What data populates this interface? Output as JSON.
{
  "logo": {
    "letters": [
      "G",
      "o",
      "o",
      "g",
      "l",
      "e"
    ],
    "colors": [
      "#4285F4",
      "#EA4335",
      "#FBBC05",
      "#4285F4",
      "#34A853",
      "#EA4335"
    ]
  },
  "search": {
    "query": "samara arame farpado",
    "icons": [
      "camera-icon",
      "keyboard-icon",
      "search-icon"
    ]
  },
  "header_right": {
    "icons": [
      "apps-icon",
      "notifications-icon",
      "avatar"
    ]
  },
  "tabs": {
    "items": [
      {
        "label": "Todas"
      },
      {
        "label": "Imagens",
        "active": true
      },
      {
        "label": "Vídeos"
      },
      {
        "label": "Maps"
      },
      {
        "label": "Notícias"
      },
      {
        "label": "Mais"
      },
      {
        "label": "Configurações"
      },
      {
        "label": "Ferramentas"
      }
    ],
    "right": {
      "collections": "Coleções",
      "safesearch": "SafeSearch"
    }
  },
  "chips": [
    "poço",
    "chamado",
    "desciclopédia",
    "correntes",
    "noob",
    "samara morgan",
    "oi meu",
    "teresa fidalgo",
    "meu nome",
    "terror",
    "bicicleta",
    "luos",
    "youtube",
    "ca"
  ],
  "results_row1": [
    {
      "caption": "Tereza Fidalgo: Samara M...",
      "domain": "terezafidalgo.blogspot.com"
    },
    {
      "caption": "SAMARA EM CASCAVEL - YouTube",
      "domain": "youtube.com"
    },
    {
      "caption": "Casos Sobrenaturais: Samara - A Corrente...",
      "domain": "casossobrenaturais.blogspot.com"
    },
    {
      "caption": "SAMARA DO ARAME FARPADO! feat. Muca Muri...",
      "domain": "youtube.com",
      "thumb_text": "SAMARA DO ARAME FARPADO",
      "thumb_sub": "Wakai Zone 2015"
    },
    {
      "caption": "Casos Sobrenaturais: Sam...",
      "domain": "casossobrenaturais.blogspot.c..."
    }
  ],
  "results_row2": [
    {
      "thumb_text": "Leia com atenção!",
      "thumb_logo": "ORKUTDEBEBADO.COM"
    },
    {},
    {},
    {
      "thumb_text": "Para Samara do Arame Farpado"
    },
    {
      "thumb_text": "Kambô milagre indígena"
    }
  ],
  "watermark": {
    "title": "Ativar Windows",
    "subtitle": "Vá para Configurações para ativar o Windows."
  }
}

·····

**What is required**
Every record above must be duplicated exactly.

**Exercise response**
What data populates this interface? Output as JSON.
{
  "logo": {
    "letters": [
      "G",
      "o",
      "o",
      "g",
      "l",
      "e"
    ],
    "colors": [
      "#4285F4",
      "#EA4335",
      "#FBBC05",
      "#4285F4",
      "#34A853",
      "#EA4335"
    ]
  },
  "search": {
    "query": "samara arame farpado",
    "icons": [
      "camera-icon",
      "keyboard-icon",
      "search-icon"
    ]
  },
  "header_right": {
    "icons": [
      "apps-icon",
      "notifications-icon",
      "avatar"
    ]
  },
  "tabs": {
    "items": [
      {
        "label": "Todas"
      },
      {
        "label": "Imagens",
        "active": true
      },
      {
        "label": "Vídeos"
      },
      {
        "label": "Maps"
      },
      {
        "label": "Notícias"
      },
      {
        "label": "Mais"
      },
      {
        "label": "Configurações"
      },
      {
        "label": "Ferramentas"
      }
    ],
    "right": {
      "collections": "Coleções",
      "safesearch": "SafeSearch"
    }
  },
  "chips": [
    "poço",
    "chamado",
    "desciclopédia",
    "correntes",
    "noob",
    "samara morgan",
    "oi meu",
    "teresa fidalgo",
    "meu nome",
    "terror",
    "bicicleta",
    "luos",
    "youtube",
    "ca"
  ],
  "results_row1": [
    {
      "caption": "Tereza Fidalgo: Samara M...",
      "domain": "terezafidalgo.blogspot.com"
    },
    {
      "caption": "SAMARA EM CASCAVEL - YouTube",
      "domain": "youtube.com"
    },
    {
      "caption": "Casos Sobrenaturais: Samara - A Corrente...",
      "domain": "casossobrenaturais.blogspot.com"
    },
    {
      "caption": "SAMARA DO ARAME FARPADO! feat. Muca Muri...",
      "domain": "youtube.com",
      "thumb_text": "SAMARA DO ARAME FARPADO",
      "thumb_sub": "Wakai Zone 2015"
    },
    {
      "caption": "Casos Sobrenaturais: Sam...",
      "domain": "casossobrenaturais.blogspot.c..."
    }
  ],
  "results_row2": [
    {
      "thumb_text": "Leia com atenção!",
      "thumb_logo": "ORKUTDEBEBADO.COM"
    },
    {},
    {},
    {
      "thumb_text": "Para Samara do Arame Farpado"
    },
    {
      "thumb_text": "Kambô milagre indígena"
    }
  ],
  "watermark": {
    "title": "Ativar Windows",
    "subtitle": "Vá para Configurações para ativar o Windows."
  }
}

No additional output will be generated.